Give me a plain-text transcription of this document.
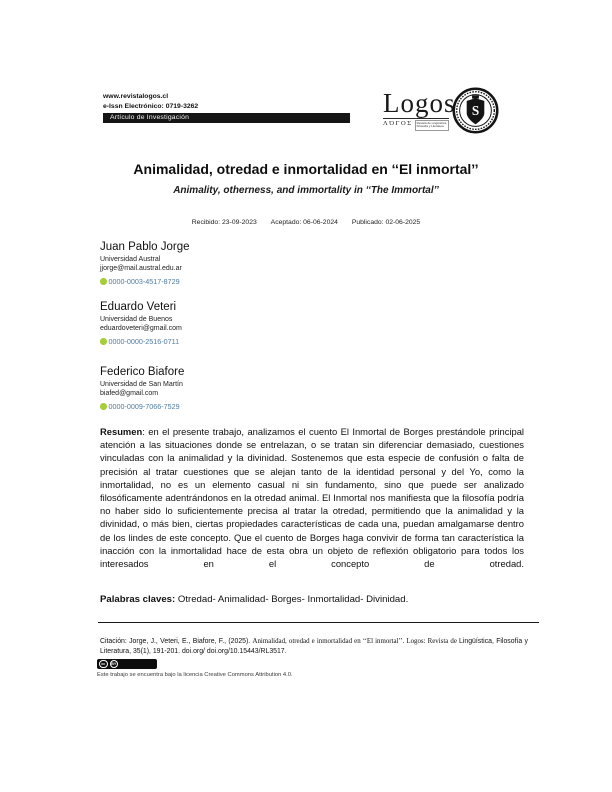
www.revistalogos.cl
e-Issn Electrónico: 0719-3262
Artículo de Investigación	Logos
ΛΌΓΟΣ	Revista de Lingüística,
Filosofía y Literatura
S
Animalidad, otredad e inmortalidad en ‘‘El inmortal’’
Animality, otherness, and immortality in ‘‘The Immortal’’
Recibido: 23-09-2023 Aceptado: 06-06-2024 Publicado: 02-06-2025
Juan Pablo Jorge
Universidad Austral
jjorge@mail.austral.edu.ar
0000-0003-4517-8729
Eduardo Veteri
Universidad de Buenos
eduardoveteri@gmail.com
0000-0000-2516-0711
Federico Biafore
Universidad de San Martín
biafed@gmail.com
0000-0009-7066-7529

Resumen: en el presente trabajo, analizamos el cuento El Inmortal de Borges prestándole principal atención a las situaciones donde se entrelazan, o se tratan sin diferenciar demasiado, cuestiones vinculadas con la animalidad y la divinidad. Sostenemos que esta especie de confusión o falta de precisión al tratar cuestiones que se alejan tanto de la identidad personal y del Yo, como la inmortalidad, no es un elemento casual ni sin fundamento, sino que puede ser analizado filosóficamente adentrándonos en la otredad animal. El Inmortal nos manifiesta que la filosofía podría no haber sido lo suficientemente precisa al tratar la otredad, permitiendo que la animalidad y la divinidad, o más bien, ciertas propiedades características de cada una, puedan amalgamarse dentro de los lindes de este concepto. Que el cuento de Borges haga convivir de forma tan característica la inacción con la inmortalidad hace de esta obra un objeto de reflexión obligatorio para todos los interesados en el concepto de otredad.

Palabras claves: Otredad- Animalidad- Borges- Inmortalidad- Divinidad.

Citación: Jorge, J., Veteri, E., Biafore, F., (2025). Animalidad, otredad e inmortalidad en ‘‘El inmortal’’. Logos: Revista de Lingüística, Filosofía y Literatura, 35(1), 191-201. doi.org/ doi.org/10.15443/RL3517.

cc	BY
Este trabajo se encuentra bajo la licencia Creative Commons Attribution 4.0.
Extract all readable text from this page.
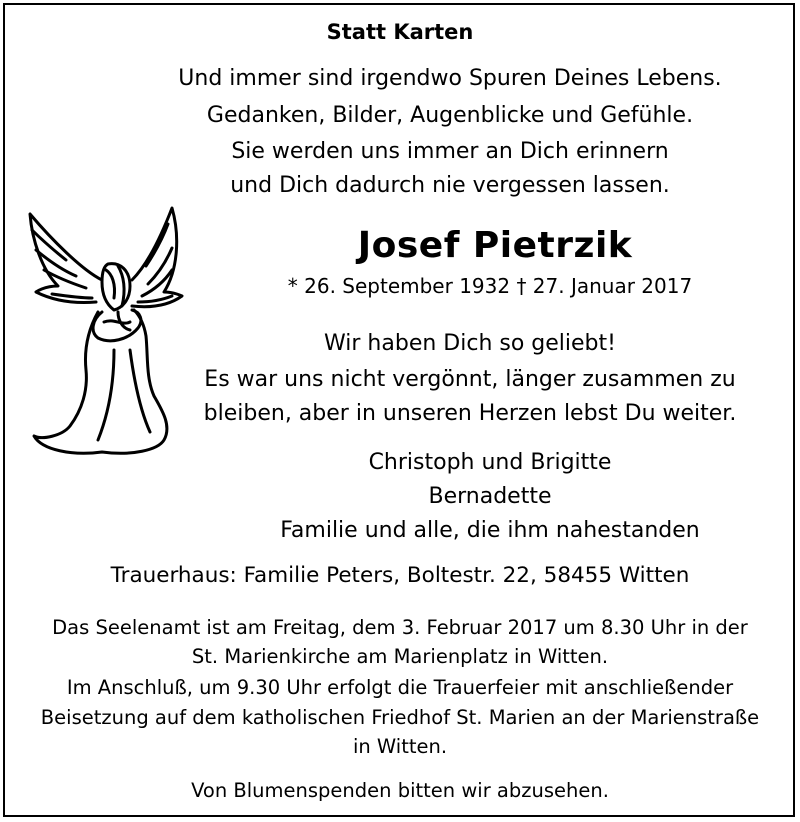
Statt Karten
Und immer sind irgendwo Spuren Deines Lebens.
Gedanken, Bilder, Augenblicke und Gefühle.
Sie werden uns immer an Dich erinnern
und Dich dadurch nie vergessen lassen.
Josef Pietrzik
* 26. September 1932 † 27. Januar 2017
Wir haben Dich so geliebt!
Es war uns nicht vergönnt, länger zusammen zu
bleiben, aber in unseren Herzen lebst Du weiter.
Christoph und Brigitte
Bernadette
Familie und alle, die ihm nahestanden
Trauerhaus: Familie Peters, Boltestr. 22, 58455 Witten
Das Seelenamt ist am Freitag, dem 3. Februar 2017 um 8.30 Uhr in der
St. Marienkirche am Marienplatz in Witten.
Im Anschluß, um 9.30 Uhr erfolgt die Trauerfeier mit anschließender
Beisetzung auf dem katholischen Friedhof St. Marien an der Marienstraße
in Witten.
Von Blumenspenden bitten wir abzusehen.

#### [Your task]
Output the full set of records above without changing a word, and drop the images.

#### [Response to the task]
Give me a plain-text transcription of this document.
www.revistalogos.cl
e-Issn Electrónico: 0719-3262
Artículo de Investigación	Logos
ΛΌΓΟΣ	Revista de Lingüística,
Filosofía y Literatura
S
Animalidad, otredad e inmortalidad en ‘‘El inmortal’’
Animality, otherness, and immortality in ‘‘The Immortal’’
Recibido: 23-09-2023 Aceptado: 06-06-2024 Publicado: 02-06-2025
Juan Pablo Jorge
Universidad Austral
jjorge@mail.austral.edu.ar
0000-0003-4517-8729
Eduardo Veteri
Universidad de Buenos
eduardoveteri@gmail.com
0000-0000-2516-0711
Federico Biafore
Universidad de San Martín
biafed@gmail.com
0000-0009-7066-7529

Resumen: en el presente trabajo, analizamos el cuento El Inmortal de Borges prestándole principal atención a las situaciones donde se entrelazan, o se tratan sin diferenciar demasiado, cuestiones vinculadas con la animalidad y la divinidad. Sostenemos que esta especie de confusión o falta de precisión al tratar cuestiones que se alejan tanto de la identidad personal y del Yo, como la inmortalidad, no es un elemento casual ni sin fundamento, sino que puede ser analizado filosóficamente adentrándonos en la otredad animal. El Inmortal nos manifiesta que la filosofía podría no haber sido lo suficientemente precisa al tratar la otredad, permitiendo que la animalidad y la divinidad, o más bien, ciertas propiedades características de cada una, puedan amalgamarse dentro de los lindes de este concepto. Que el cuento de Borges haga convivir de forma tan característica la inacción con la inmortalidad hace de esta obra un objeto de reflexión obligatorio para todos los interesados en el concepto de otredad.

Palabras claves: Otredad- Animalidad- Borges- Inmortalidad- Divinidad.

Citación: Jorge, J., Veteri, E., Biafore, F., (2025). Animalidad, otredad e inmortalidad en ‘‘El inmortal’’. Logos: Revista de Lingüística, Filosofía y Literatura, 35(1), 191-201. doi.org/ doi.org/10.15443/RL3517.

cc	BY
Este trabajo se encuentra bajo la licencia Creative Commons Attribution 4.0.
Extract all readable text from this page.
Statt Karten
Und immer sind irgendwo Spuren Deines Lebens.
Gedanken, Bilder, Augenblicke und Gefühle.
Sie werden uns immer an Dich erinnern
und Dich dadurch nie vergessen lassen.
Josef Pietrzik
* 26. September 1932 † 27. Januar 2017
Wir haben Dich so geliebt!
Es war uns nicht vergönnt, länger zusammen zu
bleiben, aber in unseren Herzen lebst Du weiter.
Christoph und Brigitte
Bernadette
Familie und alle, die ihm nahestanden
Trauerhaus: Familie Peters, Boltestr. 22, 58455 Witten
Das Seelenamt ist am Freitag, dem 3. Februar 2017 um 8.30 Uhr in der
St. Marienkirche am Marienplatz in Witten.
Im Anschluß, um 9.30 Uhr erfolgt die Trauerfeier mit anschließender
Beisetzung auf dem katholischen Friedhof St. Marien an der Marienstraße
in Witten.
Von Blumenspenden bitten wir abzusehen.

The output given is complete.